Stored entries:
____________
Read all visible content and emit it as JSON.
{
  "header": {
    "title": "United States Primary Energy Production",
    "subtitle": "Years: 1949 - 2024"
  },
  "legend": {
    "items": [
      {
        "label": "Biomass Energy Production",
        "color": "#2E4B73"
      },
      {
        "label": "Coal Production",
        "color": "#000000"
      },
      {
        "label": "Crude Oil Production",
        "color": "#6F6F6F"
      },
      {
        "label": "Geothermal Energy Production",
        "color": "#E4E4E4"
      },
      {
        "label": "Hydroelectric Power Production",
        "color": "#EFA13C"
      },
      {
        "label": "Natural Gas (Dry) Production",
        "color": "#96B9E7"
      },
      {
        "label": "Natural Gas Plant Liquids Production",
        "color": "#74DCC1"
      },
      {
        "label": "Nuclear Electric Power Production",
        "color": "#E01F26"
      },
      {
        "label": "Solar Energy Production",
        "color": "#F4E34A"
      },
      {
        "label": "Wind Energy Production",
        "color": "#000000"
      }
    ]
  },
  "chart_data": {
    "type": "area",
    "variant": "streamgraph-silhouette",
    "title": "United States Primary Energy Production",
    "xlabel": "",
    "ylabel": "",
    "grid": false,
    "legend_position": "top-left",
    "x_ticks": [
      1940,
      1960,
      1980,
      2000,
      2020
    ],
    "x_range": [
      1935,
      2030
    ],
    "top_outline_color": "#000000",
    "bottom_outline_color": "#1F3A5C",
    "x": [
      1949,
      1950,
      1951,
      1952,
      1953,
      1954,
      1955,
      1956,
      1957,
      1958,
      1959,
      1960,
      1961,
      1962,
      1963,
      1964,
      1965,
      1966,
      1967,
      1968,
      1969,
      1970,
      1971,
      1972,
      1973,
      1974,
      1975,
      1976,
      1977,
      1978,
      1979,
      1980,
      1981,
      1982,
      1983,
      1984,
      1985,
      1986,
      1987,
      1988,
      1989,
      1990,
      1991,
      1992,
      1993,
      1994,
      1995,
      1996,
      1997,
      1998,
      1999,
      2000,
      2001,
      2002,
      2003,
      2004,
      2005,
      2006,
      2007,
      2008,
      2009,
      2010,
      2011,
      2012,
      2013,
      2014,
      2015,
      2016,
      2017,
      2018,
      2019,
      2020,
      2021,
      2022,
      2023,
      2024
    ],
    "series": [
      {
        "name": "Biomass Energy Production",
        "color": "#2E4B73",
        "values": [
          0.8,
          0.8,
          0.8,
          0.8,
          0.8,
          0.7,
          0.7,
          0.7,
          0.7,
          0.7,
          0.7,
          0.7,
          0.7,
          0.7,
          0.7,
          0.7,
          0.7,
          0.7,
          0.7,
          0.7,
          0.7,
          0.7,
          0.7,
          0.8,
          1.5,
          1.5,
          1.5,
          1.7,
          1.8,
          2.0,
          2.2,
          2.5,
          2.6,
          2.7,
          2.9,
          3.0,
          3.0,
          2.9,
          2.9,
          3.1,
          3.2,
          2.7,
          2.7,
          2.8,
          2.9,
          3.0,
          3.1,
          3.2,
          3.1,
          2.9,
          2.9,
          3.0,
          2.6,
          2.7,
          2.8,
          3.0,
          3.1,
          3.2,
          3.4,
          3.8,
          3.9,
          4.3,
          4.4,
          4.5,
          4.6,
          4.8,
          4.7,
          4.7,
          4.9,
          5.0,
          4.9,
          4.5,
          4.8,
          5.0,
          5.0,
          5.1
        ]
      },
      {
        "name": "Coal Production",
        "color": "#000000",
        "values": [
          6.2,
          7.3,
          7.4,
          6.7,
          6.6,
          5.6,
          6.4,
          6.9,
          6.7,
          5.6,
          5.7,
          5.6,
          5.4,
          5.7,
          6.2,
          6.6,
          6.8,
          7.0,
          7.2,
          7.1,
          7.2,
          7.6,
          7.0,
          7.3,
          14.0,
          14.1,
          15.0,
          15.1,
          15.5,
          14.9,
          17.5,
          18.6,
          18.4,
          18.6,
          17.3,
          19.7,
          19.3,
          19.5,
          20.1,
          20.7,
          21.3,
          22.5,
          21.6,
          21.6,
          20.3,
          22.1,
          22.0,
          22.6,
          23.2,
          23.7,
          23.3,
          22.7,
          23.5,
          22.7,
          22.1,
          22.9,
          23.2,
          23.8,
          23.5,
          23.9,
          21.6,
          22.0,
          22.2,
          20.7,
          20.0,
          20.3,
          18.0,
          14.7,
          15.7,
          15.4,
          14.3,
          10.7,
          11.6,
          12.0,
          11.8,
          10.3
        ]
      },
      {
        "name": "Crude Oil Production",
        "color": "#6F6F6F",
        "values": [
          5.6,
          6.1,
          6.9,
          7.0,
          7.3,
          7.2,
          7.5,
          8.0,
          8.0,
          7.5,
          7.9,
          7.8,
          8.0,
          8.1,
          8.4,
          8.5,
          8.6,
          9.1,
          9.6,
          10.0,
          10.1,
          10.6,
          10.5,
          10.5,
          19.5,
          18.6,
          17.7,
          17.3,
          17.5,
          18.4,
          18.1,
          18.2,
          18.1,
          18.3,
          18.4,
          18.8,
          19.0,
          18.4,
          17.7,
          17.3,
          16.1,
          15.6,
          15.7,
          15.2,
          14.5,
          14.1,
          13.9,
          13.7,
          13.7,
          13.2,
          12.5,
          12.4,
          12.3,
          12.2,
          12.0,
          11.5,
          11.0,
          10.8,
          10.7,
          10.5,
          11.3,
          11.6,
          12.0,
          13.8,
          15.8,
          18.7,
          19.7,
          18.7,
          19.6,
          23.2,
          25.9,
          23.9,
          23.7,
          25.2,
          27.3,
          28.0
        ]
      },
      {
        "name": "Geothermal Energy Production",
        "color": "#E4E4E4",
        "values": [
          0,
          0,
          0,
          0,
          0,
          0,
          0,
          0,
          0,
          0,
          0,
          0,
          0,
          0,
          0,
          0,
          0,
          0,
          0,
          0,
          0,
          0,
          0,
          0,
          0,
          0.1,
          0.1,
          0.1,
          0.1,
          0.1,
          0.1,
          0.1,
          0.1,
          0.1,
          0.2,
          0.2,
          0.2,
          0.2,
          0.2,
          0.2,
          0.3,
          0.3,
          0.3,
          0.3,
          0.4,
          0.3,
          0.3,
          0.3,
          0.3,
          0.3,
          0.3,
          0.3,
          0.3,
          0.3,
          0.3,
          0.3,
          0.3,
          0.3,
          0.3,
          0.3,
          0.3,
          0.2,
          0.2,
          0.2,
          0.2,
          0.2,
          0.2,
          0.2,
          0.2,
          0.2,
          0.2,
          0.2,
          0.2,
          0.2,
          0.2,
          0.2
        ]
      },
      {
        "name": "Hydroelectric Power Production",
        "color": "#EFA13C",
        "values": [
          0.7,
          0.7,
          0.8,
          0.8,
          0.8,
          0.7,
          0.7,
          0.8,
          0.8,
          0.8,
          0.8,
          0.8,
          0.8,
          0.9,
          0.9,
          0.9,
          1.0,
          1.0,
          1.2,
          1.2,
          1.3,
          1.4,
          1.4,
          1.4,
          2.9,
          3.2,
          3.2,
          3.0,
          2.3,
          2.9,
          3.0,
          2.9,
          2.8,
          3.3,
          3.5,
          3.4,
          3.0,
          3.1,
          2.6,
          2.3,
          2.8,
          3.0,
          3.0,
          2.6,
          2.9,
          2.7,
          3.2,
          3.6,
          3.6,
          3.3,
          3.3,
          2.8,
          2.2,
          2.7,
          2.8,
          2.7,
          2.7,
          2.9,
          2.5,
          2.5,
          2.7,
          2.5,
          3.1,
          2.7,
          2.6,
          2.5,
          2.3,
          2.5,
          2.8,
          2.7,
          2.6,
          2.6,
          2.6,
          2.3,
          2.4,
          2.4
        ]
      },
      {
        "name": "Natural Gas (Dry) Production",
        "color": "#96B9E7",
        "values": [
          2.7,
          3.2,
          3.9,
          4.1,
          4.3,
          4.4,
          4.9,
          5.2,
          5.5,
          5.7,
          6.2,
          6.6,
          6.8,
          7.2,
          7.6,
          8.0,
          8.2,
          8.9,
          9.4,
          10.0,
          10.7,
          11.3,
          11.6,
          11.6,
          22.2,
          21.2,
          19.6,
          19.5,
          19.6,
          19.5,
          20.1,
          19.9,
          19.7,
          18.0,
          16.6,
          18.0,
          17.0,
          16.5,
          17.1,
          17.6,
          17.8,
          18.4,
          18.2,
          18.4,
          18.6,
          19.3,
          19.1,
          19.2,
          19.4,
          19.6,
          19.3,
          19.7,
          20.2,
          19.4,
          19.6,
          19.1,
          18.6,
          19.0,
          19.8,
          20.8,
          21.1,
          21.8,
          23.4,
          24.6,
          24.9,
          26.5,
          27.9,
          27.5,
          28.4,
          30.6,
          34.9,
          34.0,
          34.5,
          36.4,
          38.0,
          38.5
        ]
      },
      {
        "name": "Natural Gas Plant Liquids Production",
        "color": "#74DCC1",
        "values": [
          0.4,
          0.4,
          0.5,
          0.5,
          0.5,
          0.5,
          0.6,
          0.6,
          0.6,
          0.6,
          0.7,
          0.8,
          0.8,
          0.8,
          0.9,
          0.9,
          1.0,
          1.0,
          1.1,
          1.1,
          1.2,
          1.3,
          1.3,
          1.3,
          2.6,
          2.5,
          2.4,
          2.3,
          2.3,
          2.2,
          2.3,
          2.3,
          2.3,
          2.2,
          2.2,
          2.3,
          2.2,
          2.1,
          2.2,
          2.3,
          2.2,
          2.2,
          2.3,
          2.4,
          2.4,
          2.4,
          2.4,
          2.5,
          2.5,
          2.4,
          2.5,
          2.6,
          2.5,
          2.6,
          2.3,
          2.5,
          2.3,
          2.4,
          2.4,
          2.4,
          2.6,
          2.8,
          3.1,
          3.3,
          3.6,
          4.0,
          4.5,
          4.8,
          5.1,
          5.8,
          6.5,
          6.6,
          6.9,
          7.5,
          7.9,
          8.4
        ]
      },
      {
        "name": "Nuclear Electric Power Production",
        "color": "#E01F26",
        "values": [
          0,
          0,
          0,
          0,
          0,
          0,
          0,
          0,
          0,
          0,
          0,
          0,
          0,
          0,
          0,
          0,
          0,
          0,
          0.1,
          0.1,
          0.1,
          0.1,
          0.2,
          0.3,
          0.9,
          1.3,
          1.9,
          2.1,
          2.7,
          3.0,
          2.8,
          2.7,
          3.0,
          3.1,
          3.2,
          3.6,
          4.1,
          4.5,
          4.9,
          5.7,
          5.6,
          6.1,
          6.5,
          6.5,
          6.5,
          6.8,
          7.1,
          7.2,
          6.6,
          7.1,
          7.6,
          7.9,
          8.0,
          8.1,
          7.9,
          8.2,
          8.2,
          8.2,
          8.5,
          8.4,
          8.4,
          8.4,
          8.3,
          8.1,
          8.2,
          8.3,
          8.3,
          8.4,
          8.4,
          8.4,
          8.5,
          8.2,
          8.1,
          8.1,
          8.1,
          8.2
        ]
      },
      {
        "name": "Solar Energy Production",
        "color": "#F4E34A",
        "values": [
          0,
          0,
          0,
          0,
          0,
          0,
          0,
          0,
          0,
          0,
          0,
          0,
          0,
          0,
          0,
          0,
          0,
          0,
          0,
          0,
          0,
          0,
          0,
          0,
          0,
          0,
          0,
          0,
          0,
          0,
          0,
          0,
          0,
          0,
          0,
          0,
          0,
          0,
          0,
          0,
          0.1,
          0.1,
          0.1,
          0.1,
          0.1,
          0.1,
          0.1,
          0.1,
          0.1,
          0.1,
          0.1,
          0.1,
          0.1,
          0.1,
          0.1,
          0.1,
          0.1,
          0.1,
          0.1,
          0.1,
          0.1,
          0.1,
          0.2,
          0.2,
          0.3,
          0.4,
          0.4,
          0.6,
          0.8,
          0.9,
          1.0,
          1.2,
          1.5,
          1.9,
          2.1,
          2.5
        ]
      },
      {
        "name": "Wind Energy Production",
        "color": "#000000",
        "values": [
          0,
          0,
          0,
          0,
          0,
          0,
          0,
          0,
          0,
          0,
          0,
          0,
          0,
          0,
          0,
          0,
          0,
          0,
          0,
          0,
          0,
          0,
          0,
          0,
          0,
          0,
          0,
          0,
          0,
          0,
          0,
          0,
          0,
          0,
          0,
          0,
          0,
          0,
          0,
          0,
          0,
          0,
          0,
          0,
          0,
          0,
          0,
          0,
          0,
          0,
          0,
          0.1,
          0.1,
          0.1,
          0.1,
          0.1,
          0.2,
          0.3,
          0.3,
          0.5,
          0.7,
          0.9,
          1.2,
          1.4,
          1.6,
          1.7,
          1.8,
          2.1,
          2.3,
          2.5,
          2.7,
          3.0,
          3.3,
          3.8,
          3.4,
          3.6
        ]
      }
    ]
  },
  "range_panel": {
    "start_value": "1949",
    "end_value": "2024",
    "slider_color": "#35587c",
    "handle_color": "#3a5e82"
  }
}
____________
## Instructions to follow
Tell how many lines include "Plant". The number is the whole answer.

## Reply to the exercise
2